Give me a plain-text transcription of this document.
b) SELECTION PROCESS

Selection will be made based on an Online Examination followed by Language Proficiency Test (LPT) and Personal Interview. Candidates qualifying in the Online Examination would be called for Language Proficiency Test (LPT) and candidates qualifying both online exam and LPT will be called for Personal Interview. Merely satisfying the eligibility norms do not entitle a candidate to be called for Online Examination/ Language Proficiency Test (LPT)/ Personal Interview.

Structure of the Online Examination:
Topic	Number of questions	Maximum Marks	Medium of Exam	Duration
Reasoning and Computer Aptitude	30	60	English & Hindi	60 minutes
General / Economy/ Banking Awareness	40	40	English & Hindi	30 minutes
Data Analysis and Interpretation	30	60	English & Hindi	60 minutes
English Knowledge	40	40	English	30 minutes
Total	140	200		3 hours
---
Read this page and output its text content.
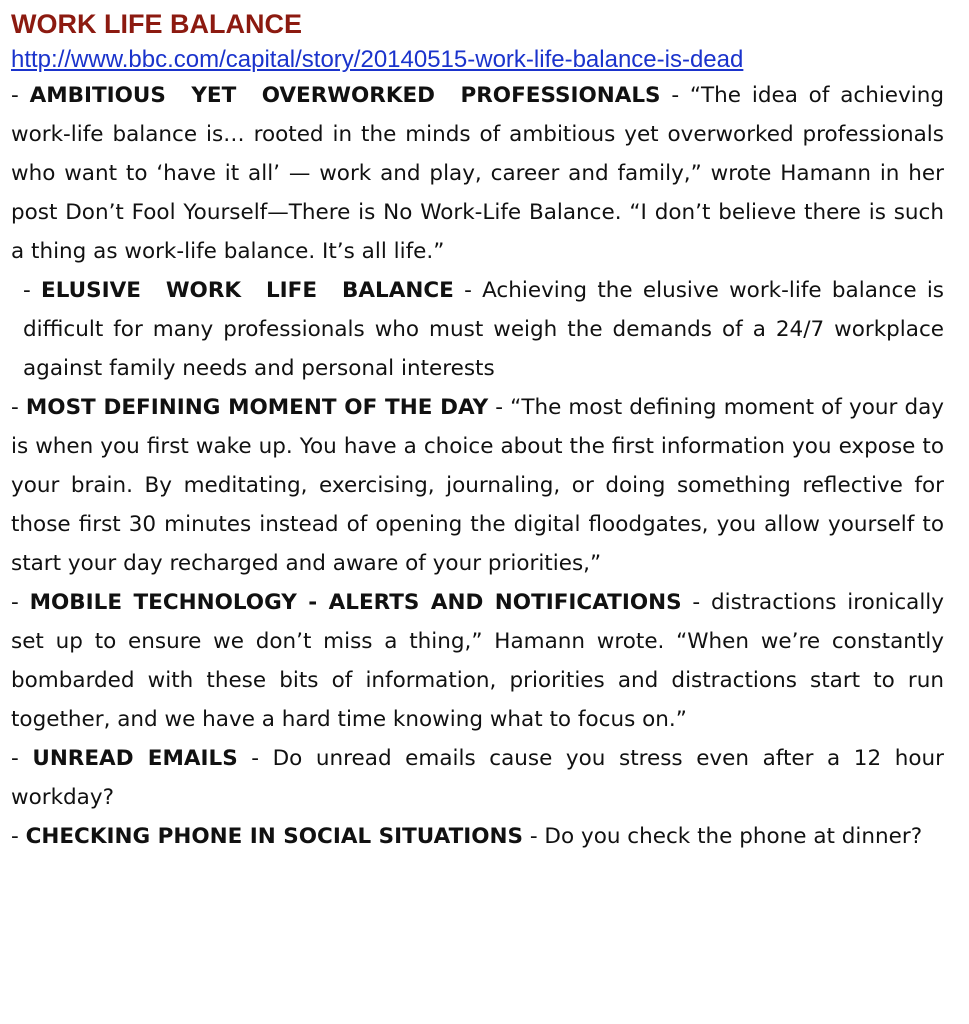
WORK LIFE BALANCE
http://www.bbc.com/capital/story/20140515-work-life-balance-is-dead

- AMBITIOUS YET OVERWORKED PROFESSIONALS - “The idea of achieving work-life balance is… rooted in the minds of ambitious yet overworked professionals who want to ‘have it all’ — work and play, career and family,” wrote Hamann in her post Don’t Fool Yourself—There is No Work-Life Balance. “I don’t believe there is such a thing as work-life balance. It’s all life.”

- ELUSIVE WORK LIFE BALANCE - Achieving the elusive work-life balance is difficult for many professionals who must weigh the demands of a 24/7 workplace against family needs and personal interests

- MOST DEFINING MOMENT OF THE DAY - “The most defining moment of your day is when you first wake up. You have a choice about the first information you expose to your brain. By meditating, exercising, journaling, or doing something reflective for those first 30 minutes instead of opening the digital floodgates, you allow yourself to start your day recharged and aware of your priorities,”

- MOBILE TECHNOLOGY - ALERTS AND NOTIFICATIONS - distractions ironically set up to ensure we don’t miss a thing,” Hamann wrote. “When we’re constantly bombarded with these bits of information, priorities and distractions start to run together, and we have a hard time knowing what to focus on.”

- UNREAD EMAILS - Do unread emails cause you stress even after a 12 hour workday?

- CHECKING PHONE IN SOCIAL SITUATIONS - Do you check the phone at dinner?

THE TASK:
Where a line holds "Hindi", copy it out.

RESPONSE BELOW:
Reasoning and Computer Aptitude	30	60	English & Hindi	60 minutes
General / Economy/ Banking Awareness	40	40	English & Hindi	30 minutes
Data Analysis and Interpretation	30	60	English & Hindi	60 minutes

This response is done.